* EXERCISE DESCRIPTION
Copy each line of the items below word for word, keeping their order. Leave out the picture lines.

* RECORDS TO USE
━━━━━━
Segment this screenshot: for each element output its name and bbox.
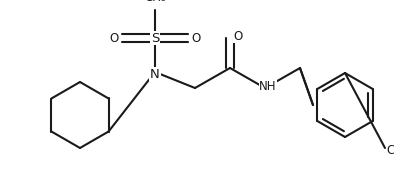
Text: S: S: [151, 31, 159, 44]
Text: O: O: [191, 31, 201, 44]
Text: NH: NH: [259, 80, 277, 93]
Text: Cl: Cl: [386, 144, 394, 157]
Text: O: O: [233, 30, 243, 43]
Text: N: N: [150, 67, 160, 80]
Text: O: O: [110, 31, 119, 44]
Text: CH₃: CH₃: [144, 0, 166, 4]
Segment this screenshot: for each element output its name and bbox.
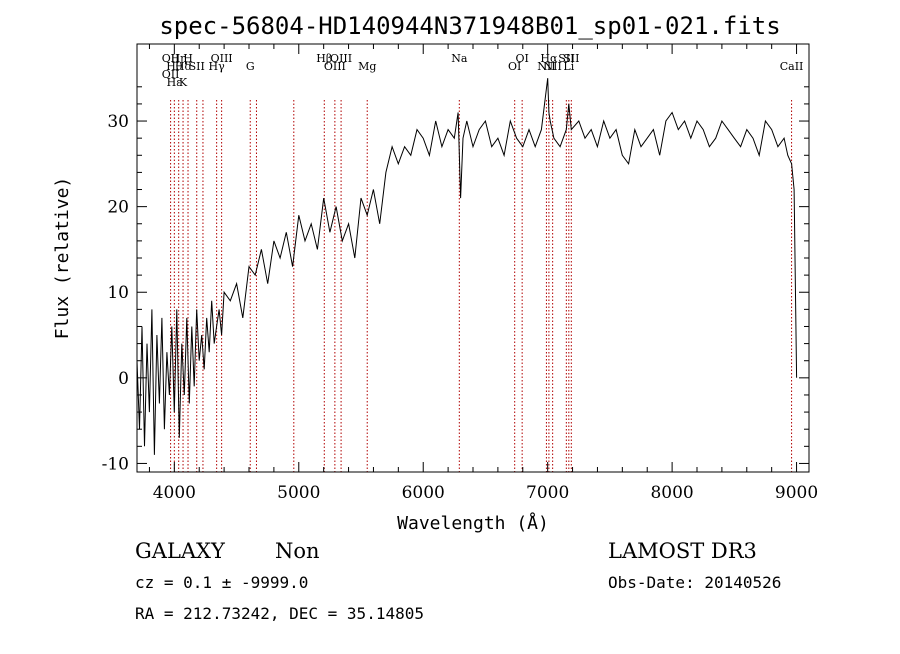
chart-title: spec-56804-HD140944N371948B01_sp01-021.f… xyxy=(159,12,780,40)
line-label: SII xyxy=(189,60,205,73)
line-label: Li xyxy=(563,60,574,73)
y-tick-label: 10 xyxy=(107,283,129,303)
x-tick-label: 9000 xyxy=(775,483,818,503)
object-subclass: Non xyxy=(275,539,320,563)
y-tick-label: 30 xyxy=(107,112,129,132)
line-label: Hε xyxy=(167,76,183,89)
line-label: SII xyxy=(558,52,574,65)
spectrum-series xyxy=(136,78,798,455)
x-tick-label: 5000 xyxy=(277,483,320,503)
line-label: Hδ xyxy=(175,60,192,73)
object-class: GALAXY xyxy=(135,539,226,563)
y-tick-label: -10 xyxy=(102,454,129,474)
line-label: Mg xyxy=(358,60,376,73)
ra-dec-text: RA = 212.73242, DEC = 35.14805 xyxy=(135,604,424,623)
line-label: OIII xyxy=(330,52,352,65)
line-label: H xyxy=(183,52,193,65)
line-label: Na xyxy=(451,52,468,65)
survey-name: LAMOST DR3 xyxy=(608,539,757,563)
x-tick-label: 7000 xyxy=(526,483,569,503)
x-axis-title: Wavelength (Å) xyxy=(397,512,549,534)
line-label: OII xyxy=(162,52,180,65)
line-label: OII xyxy=(162,68,180,81)
line-label: SII xyxy=(563,52,579,65)
line-label: NII xyxy=(537,60,555,73)
x-tick-label: 8000 xyxy=(650,483,693,503)
x-tick-label: 4000 xyxy=(153,483,196,503)
line-label: OI xyxy=(515,52,528,65)
line-label: Hα xyxy=(540,52,558,65)
plot-frame xyxy=(136,43,810,473)
line-label: G xyxy=(246,60,255,73)
line-label: OIII xyxy=(211,52,233,65)
obs-date: Obs-Date: 20140526 xyxy=(608,573,781,592)
line-label: Hθ xyxy=(166,60,183,73)
line-label: NII xyxy=(543,60,561,73)
line-label: Hγ xyxy=(209,60,226,73)
y-axis-title: Flux (relative) xyxy=(52,177,73,340)
line-label: CaII xyxy=(780,60,804,73)
line-label: K xyxy=(179,76,188,89)
y-tick-label: 0 xyxy=(118,369,129,389)
line-label: OIII xyxy=(324,60,346,73)
axis-ticks: 4000 5000 6000 7000 8000 9000 -10 0 10 20 30 xyxy=(102,44,818,503)
line-label: OI xyxy=(508,60,521,73)
y-tick-label: 20 xyxy=(107,198,129,218)
x-tick-label: 6000 xyxy=(402,483,445,503)
emission-line-markers xyxy=(170,100,793,472)
line-label: Hη xyxy=(171,52,187,65)
line-label: Hβ xyxy=(316,52,332,65)
redshift-text: cz = 0.1 ± -9999.0 xyxy=(135,573,308,592)
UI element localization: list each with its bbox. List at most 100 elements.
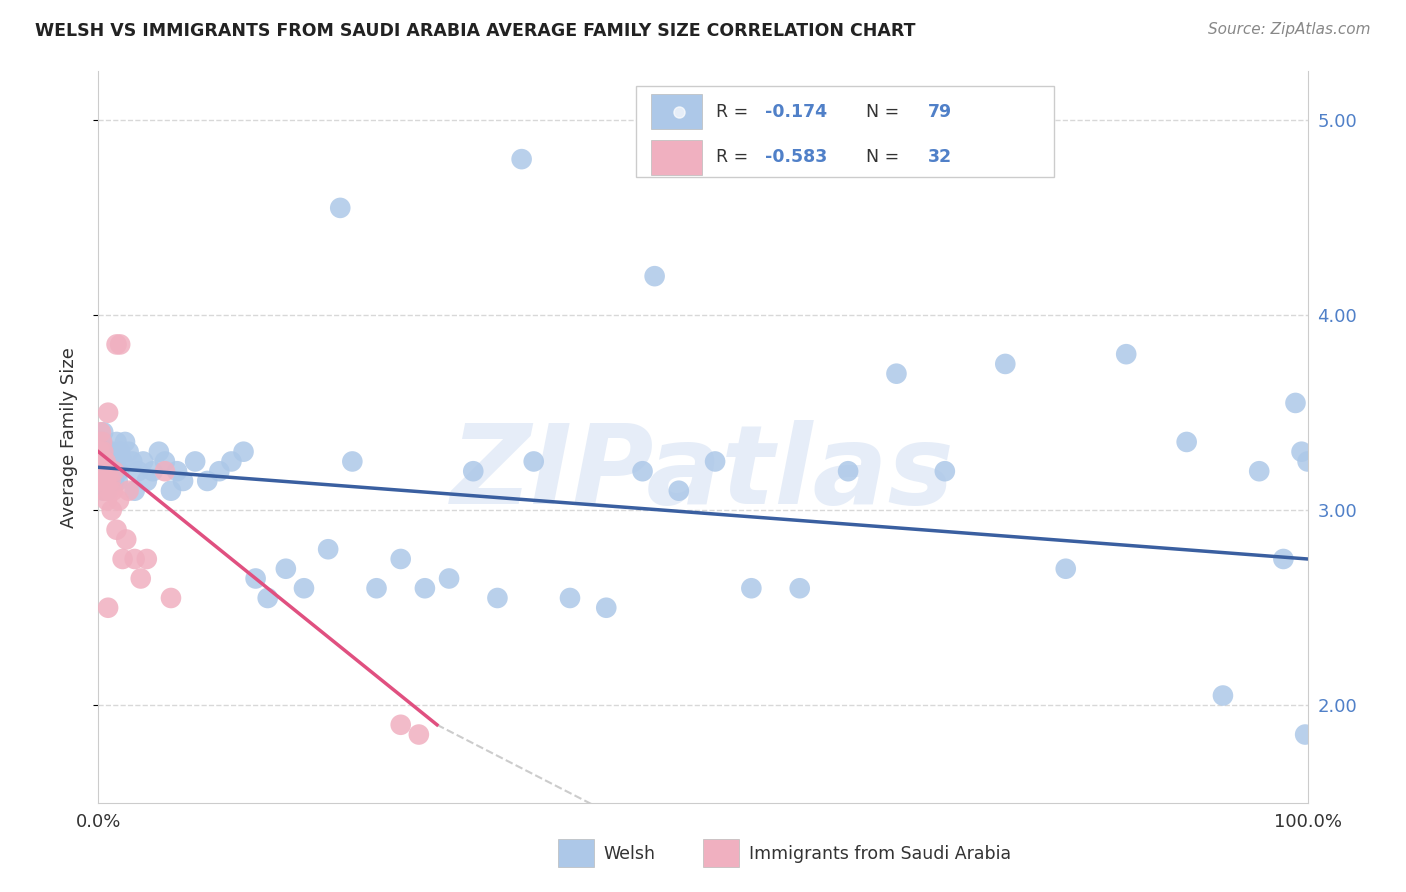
Point [1115, 347, 1137, 361]
Point [98, 464, 121, 478]
Point [789, 581, 811, 595]
Text: WELSH VS IMMIGRANTS FROM SAUDI ARABIA AVERAGE FAMILY SIZE CORRELATION CHART: WELSH VS IMMIGRANTS FROM SAUDI ARABIA AV… [35, 22, 915, 40]
Point [463, 464, 485, 478]
Point [558, 591, 581, 605]
Point [135, 474, 157, 488]
Point [172, 474, 194, 488]
Point [124, 552, 146, 566]
Point [97, 464, 120, 478]
Point [111, 454, 134, 468]
Y-axis label: Average Family Size: Average Family Size [59, 347, 77, 527]
Text: 79: 79 [928, 103, 952, 120]
Point [91, 454, 114, 468]
Point [101, 444, 124, 458]
Point [91, 434, 114, 449]
Point [148, 444, 170, 458]
Point [886, 367, 908, 381]
Point [93, 474, 115, 488]
Point [94, 464, 117, 478]
Point [108, 337, 131, 351]
Point [118, 444, 141, 458]
Bar [651, 140, 702, 175]
Point [90, 464, 112, 478]
Point [389, 718, 412, 732]
Point [96, 483, 118, 498]
Point [98, 483, 121, 498]
Point [108, 464, 131, 478]
Point [595, 600, 617, 615]
Point [135, 552, 157, 566]
Point [97, 406, 120, 420]
Point [103, 464, 125, 478]
Bar [651, 95, 702, 129]
Point [115, 533, 138, 547]
Point [631, 464, 654, 478]
Text: Source: ZipAtlas.com: Source: ZipAtlas.com [1208, 22, 1371, 37]
Point [221, 454, 243, 468]
Point [90, 425, 112, 440]
Text: ZIPatlas: ZIPatlas [451, 420, 955, 527]
Point [124, 483, 146, 498]
Text: Immigrants from Saudi Arabia: Immigrants from Saudi Arabia [749, 845, 1011, 863]
Text: Welsh: Welsh [603, 845, 655, 863]
Point [160, 483, 183, 498]
Point [97, 474, 120, 488]
Point [316, 542, 339, 557]
Point [129, 572, 152, 586]
Point [100, 503, 122, 517]
Point [93, 464, 115, 478]
Point [105, 523, 128, 537]
Point [160, 591, 183, 605]
Point [104, 454, 127, 468]
Point [408, 727, 430, 741]
Point [389, 552, 412, 566]
Point [256, 591, 278, 605]
Point [108, 493, 131, 508]
Point [132, 454, 155, 468]
Point [486, 591, 509, 605]
Point [342, 454, 364, 468]
Text: R =: R = [716, 103, 754, 120]
Point [329, 201, 352, 215]
Point [208, 464, 231, 478]
Point [111, 552, 134, 566]
Point [93, 454, 115, 468]
Point [91, 434, 114, 449]
Point [1249, 464, 1271, 478]
Point [994, 357, 1017, 371]
Point [1054, 562, 1077, 576]
Point [1296, 454, 1319, 468]
Point [1212, 689, 1234, 703]
Text: N =: N = [855, 103, 905, 120]
Point [93, 483, 115, 498]
Point [94, 474, 117, 488]
Point [232, 444, 254, 458]
Point [100, 474, 122, 488]
Point [153, 454, 176, 468]
Point [105, 434, 128, 449]
Point [1272, 552, 1295, 566]
Point [510, 152, 533, 166]
Point [103, 474, 125, 488]
Point [1175, 434, 1198, 449]
Point [195, 474, 218, 488]
Point [437, 572, 460, 586]
Point [91, 425, 114, 440]
Point [142, 464, 165, 478]
Point [644, 269, 666, 284]
Point [668, 483, 690, 498]
Point [740, 581, 762, 595]
Point [94, 444, 117, 458]
Point [101, 483, 124, 498]
Point [100, 474, 122, 488]
Text: R =: R = [716, 148, 754, 166]
Point [91, 483, 114, 498]
Point [96, 454, 118, 468]
Text: -0.583: -0.583 [765, 148, 827, 166]
Point [413, 581, 436, 595]
Point [1291, 444, 1313, 458]
Point [91, 444, 114, 458]
Point [114, 434, 136, 449]
Text: N =: N = [855, 148, 905, 166]
Point [274, 562, 297, 576]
━━━━━━
* RESULT OF THIS TASK
Segment this screenshot: for each element output its name and bbox.
Text: S: S: [151, 31, 159, 44]
Text: O: O: [191, 31, 201, 44]
Text: NH: NH: [259, 80, 277, 93]
Text: Cl: Cl: [386, 144, 394, 157]
Text: O: O: [233, 30, 243, 43]
Text: N: N: [150, 67, 160, 80]
Text: O: O: [110, 31, 119, 44]
Text: CH₃: CH₃: [144, 0, 166, 4]
Segment this screenshot: for each element output its name and bbox.
chart-title: spec-56804-HD140944N371948B01_sp01-021.f… xyxy=(159,12,780,40)
line-label: SII xyxy=(189,60,205,73)
line-label: Li xyxy=(563,60,574,73)
y-tick-label: 10 xyxy=(107,283,129,303)
x-tick-label: 9000 xyxy=(775,483,818,503)
object-subclass: Non xyxy=(275,539,320,563)
y-tick-label: 30 xyxy=(107,112,129,132)
line-label: Hε xyxy=(167,76,183,89)
line-label: SII xyxy=(558,52,574,65)
spectrum-series xyxy=(136,78,798,455)
x-tick-label: 5000 xyxy=(277,483,320,503)
line-label: Hδ xyxy=(175,60,192,73)
object-class: GALAXY xyxy=(135,539,226,563)
y-tick-label: -10 xyxy=(102,454,129,474)
line-label: Mg xyxy=(358,60,376,73)
ra-dec-text: RA = 212.73242, DEC = 35.14805 xyxy=(135,604,424,623)
line-label: OIII xyxy=(330,52,352,65)
line-label: H xyxy=(183,52,193,65)
line-label: Na xyxy=(451,52,468,65)
survey-name: LAMOST DR3 xyxy=(608,539,757,563)
x-tick-label: 7000 xyxy=(526,483,569,503)
x-axis-title: Wavelength (Å) xyxy=(397,512,549,534)
line-label: OII xyxy=(162,52,180,65)
line-label: OII xyxy=(162,68,180,81)
line-label: SII xyxy=(563,52,579,65)
line-label: NII xyxy=(537,60,555,73)
x-tick-label: 8000 xyxy=(650,483,693,503)
x-tick-label: 4000 xyxy=(153,483,196,503)
line-label: OI xyxy=(515,52,528,65)
line-label: Hα xyxy=(540,52,558,65)
plot-frame xyxy=(136,43,810,473)
line-label: G xyxy=(246,60,255,73)
line-label: OIII xyxy=(211,52,233,65)
obs-date: Obs-Date: 20140526 xyxy=(608,573,781,592)
line-label: Hθ xyxy=(166,60,183,73)
line-label: NII xyxy=(543,60,561,73)
line-label: Hγ xyxy=(209,60,226,73)
y-axis-title: Flux (relative) xyxy=(52,177,73,340)
line-label: CaII xyxy=(780,60,804,73)
line-label: K xyxy=(179,76,188,89)
y-tick-label: 0 xyxy=(118,369,129,389)
line-label: OIII xyxy=(324,60,346,73)
axis-ticks: 4000 5000 6000 7000 8000 9000 -10 0 10 20 30 xyxy=(102,44,818,503)
line-label: OI xyxy=(508,60,521,73)
y-tick-label: 20 xyxy=(107,198,129,218)
x-tick-label: 6000 xyxy=(402,483,445,503)
emission-line-markers xyxy=(170,100,793,472)
line-label: Hη xyxy=(171,52,187,65)
line-label: Hβ xyxy=(316,52,332,65)
redshift-text: cz = 0.1 ± -9999.0 xyxy=(135,573,308,592)
UI element localization: list each with its bbox. List at most 100 elements.
Point [1115, 347, 1137, 361]
Point [98, 464, 121, 478]
Point [789, 581, 811, 595]
Text: WELSH VS IMMIGRANTS FROM SAUDI ARABIA AVERAGE FAMILY SIZE CORRELATION CHART: WELSH VS IMMIGRANTS FROM SAUDI ARABIA AV… [35, 22, 915, 40]
Point [463, 464, 485, 478]
Point [558, 591, 581, 605]
Point [135, 474, 157, 488]
Point [172, 474, 194, 488]
Point [124, 552, 146, 566]
Point [97, 464, 120, 478]
Point [111, 454, 134, 468]
Y-axis label: Average Family Size: Average Family Size [59, 347, 77, 527]
Text: 79: 79 [928, 103, 952, 120]
Point [91, 454, 114, 468]
Point [101, 444, 124, 458]
Point [91, 434, 114, 449]
Point [148, 444, 170, 458]
Point [886, 367, 908, 381]
Point [93, 474, 115, 488]
Point [94, 464, 117, 478]
Point [108, 337, 131, 351]
Point [118, 444, 141, 458]
Bar [651, 140, 702, 175]
Point [90, 464, 112, 478]
Point [389, 718, 412, 732]
Point [96, 483, 118, 498]
Point [98, 483, 121, 498]
Point [108, 464, 131, 478]
Point [595, 600, 617, 615]
Point [135, 552, 157, 566]
Point [97, 406, 120, 420]
Point [103, 464, 125, 478]
Bar [651, 95, 702, 129]
Point [115, 533, 138, 547]
Point [631, 464, 654, 478]
Text: Source: ZipAtlas.com: Source: ZipAtlas.com [1208, 22, 1371, 37]
Point [221, 454, 243, 468]
Point [90, 425, 112, 440]
Text: ZIPatlas: ZIPatlas [451, 420, 955, 527]
Point [124, 483, 146, 498]
Text: Immigrants from Saudi Arabia: Immigrants from Saudi Arabia [749, 845, 1011, 863]
Text: Welsh: Welsh [603, 845, 655, 863]
Point [160, 483, 183, 498]
Point [97, 474, 120, 488]
Point [316, 542, 339, 557]
Point [129, 572, 152, 586]
Point [100, 503, 122, 517]
Point [93, 464, 115, 478]
Point [105, 523, 128, 537]
Point [160, 591, 183, 605]
Point [104, 454, 127, 468]
Point [408, 727, 430, 741]
Point [389, 552, 412, 566]
Point [256, 591, 278, 605]
Point [108, 493, 131, 508]
Point [132, 454, 155, 468]
Point [486, 591, 509, 605]
Point [342, 454, 364, 468]
Text: R =: R = [716, 103, 754, 120]
Point [329, 201, 352, 215]
Point [208, 464, 231, 478]
Point [111, 552, 134, 566]
Point [93, 454, 115, 468]
Point [91, 434, 114, 449]
Point [1249, 464, 1271, 478]
Point [994, 357, 1017, 371]
Point [1054, 562, 1077, 576]
Point [1296, 454, 1319, 468]
Point [1212, 689, 1234, 703]
Text: N =: N = [855, 103, 905, 120]
Point [93, 483, 115, 498]
Point [94, 474, 117, 488]
Point [232, 444, 254, 458]
Point [100, 474, 122, 488]
Point [153, 454, 176, 468]
Point [105, 434, 128, 449]
Point [1272, 552, 1295, 566]
Point [510, 152, 533, 166]
Point [103, 474, 125, 488]
Point [1175, 434, 1198, 449]
Point [195, 474, 218, 488]
Point [437, 572, 460, 586]
Point [91, 425, 114, 440]
Point [142, 464, 165, 478]
Point [644, 269, 666, 284]
Point [668, 483, 690, 498]
Point [740, 581, 762, 595]
Point [94, 444, 117, 458]
Point [101, 483, 124, 498]
Point [100, 474, 122, 488]
Text: R =: R = [716, 148, 754, 166]
Point [91, 483, 114, 498]
Point [96, 454, 118, 468]
Text: -0.583: -0.583 [765, 148, 827, 166]
Point [413, 581, 436, 595]
Point [1291, 444, 1313, 458]
Point [91, 444, 114, 458]
Point [114, 434, 136, 449]
Text: N =: N = [855, 148, 905, 166]
Point [274, 562, 297, 576]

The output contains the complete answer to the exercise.